* STATED PROBLEM *
Pull out every line from the listing that has the word "Return".

─── DATA RECORDS ───

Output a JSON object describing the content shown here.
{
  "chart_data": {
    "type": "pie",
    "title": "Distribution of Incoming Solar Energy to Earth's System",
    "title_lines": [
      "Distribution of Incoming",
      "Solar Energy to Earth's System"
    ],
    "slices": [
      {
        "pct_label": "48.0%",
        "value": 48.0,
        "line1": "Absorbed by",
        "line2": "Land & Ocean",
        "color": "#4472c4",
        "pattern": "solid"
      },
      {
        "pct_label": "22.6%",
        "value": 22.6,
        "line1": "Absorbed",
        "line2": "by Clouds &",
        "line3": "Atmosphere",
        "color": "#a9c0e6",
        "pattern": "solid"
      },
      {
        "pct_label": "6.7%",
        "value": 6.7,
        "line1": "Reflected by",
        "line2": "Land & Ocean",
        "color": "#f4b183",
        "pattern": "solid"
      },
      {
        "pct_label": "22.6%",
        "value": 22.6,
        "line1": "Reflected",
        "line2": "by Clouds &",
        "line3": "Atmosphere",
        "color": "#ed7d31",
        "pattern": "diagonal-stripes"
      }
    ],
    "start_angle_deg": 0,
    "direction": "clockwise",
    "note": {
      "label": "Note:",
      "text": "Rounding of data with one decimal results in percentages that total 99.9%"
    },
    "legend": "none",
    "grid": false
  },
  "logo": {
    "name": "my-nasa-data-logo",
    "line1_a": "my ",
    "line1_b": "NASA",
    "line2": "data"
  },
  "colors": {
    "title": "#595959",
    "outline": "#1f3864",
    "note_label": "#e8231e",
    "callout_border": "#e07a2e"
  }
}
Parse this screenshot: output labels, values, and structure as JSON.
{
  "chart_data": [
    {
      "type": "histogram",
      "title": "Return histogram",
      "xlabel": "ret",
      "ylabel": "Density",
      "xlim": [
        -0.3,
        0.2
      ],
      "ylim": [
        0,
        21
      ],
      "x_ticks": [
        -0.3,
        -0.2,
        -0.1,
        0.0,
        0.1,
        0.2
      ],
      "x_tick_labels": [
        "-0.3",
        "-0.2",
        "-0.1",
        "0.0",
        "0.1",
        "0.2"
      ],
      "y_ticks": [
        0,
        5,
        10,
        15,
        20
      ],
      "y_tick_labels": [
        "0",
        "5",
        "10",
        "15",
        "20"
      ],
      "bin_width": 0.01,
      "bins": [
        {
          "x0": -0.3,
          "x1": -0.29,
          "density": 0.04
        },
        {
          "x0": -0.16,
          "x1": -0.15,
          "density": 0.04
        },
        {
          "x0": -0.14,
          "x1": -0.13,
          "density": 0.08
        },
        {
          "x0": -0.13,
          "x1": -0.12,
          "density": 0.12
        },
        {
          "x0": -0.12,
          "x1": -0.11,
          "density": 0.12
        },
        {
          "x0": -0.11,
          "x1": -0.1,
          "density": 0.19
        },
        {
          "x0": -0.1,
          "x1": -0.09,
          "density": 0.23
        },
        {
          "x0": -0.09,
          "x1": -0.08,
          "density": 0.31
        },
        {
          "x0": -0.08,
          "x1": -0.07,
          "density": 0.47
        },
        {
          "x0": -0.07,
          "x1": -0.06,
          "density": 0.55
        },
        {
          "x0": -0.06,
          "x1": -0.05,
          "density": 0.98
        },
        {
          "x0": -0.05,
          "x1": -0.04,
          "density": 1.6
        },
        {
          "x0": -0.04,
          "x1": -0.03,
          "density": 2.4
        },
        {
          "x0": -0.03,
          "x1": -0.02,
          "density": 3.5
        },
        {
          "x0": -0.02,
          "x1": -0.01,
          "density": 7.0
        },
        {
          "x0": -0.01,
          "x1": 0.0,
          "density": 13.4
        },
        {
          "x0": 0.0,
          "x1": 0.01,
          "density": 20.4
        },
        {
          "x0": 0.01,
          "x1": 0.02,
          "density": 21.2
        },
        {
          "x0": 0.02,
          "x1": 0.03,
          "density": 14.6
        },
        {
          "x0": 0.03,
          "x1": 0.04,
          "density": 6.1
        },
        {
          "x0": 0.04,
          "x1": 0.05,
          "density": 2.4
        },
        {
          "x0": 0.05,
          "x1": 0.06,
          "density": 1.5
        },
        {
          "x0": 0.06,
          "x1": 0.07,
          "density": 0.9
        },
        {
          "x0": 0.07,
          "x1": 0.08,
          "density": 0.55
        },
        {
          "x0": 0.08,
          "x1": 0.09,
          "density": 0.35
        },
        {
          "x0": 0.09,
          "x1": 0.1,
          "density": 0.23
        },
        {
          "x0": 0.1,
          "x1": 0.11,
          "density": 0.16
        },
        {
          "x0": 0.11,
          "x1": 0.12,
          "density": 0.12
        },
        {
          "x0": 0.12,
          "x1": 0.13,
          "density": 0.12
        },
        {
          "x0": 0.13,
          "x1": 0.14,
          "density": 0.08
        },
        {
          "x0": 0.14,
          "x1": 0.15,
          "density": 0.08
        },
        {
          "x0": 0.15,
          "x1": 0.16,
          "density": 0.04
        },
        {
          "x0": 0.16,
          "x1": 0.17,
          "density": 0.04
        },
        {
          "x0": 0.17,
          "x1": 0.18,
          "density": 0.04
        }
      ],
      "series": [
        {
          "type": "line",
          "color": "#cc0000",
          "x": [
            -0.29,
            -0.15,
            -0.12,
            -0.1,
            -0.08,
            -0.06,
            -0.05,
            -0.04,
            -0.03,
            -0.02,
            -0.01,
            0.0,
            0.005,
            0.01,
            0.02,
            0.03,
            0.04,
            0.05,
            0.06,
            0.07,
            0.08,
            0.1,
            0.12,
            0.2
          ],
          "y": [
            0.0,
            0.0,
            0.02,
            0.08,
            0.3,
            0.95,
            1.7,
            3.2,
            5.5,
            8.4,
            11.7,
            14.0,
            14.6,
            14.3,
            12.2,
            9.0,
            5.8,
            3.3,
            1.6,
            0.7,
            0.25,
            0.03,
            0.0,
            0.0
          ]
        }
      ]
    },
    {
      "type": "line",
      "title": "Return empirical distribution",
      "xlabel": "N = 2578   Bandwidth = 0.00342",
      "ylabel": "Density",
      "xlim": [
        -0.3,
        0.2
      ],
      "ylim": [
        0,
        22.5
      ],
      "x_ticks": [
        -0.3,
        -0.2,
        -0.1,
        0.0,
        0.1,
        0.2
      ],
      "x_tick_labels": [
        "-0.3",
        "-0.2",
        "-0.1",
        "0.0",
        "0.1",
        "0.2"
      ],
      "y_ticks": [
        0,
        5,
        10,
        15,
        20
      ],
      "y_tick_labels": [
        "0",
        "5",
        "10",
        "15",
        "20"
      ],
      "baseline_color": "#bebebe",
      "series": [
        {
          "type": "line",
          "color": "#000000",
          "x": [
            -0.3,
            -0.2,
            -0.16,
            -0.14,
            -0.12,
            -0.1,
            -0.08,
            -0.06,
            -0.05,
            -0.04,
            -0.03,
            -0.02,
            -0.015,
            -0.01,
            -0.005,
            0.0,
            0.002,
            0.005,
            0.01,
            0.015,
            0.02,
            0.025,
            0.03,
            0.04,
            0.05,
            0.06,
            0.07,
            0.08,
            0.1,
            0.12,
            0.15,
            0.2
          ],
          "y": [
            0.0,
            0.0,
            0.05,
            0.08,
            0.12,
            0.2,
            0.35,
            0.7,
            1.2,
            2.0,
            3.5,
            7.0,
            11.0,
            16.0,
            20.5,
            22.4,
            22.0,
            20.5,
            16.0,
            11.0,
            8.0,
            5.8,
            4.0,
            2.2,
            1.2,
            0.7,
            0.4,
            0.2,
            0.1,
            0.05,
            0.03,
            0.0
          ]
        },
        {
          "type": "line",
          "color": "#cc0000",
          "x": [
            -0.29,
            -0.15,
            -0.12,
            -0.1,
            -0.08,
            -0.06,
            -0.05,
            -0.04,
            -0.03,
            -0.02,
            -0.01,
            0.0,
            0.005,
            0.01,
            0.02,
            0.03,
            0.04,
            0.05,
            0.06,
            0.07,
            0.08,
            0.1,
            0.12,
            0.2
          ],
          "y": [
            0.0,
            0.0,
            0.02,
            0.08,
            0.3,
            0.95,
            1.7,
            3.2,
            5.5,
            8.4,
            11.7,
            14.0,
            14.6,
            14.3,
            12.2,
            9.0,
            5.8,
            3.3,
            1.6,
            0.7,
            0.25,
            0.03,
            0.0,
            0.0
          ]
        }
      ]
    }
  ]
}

───

* EXPECTED ANSWER *
      "title": "Return histogram",
      "title": "Return empirical distribution",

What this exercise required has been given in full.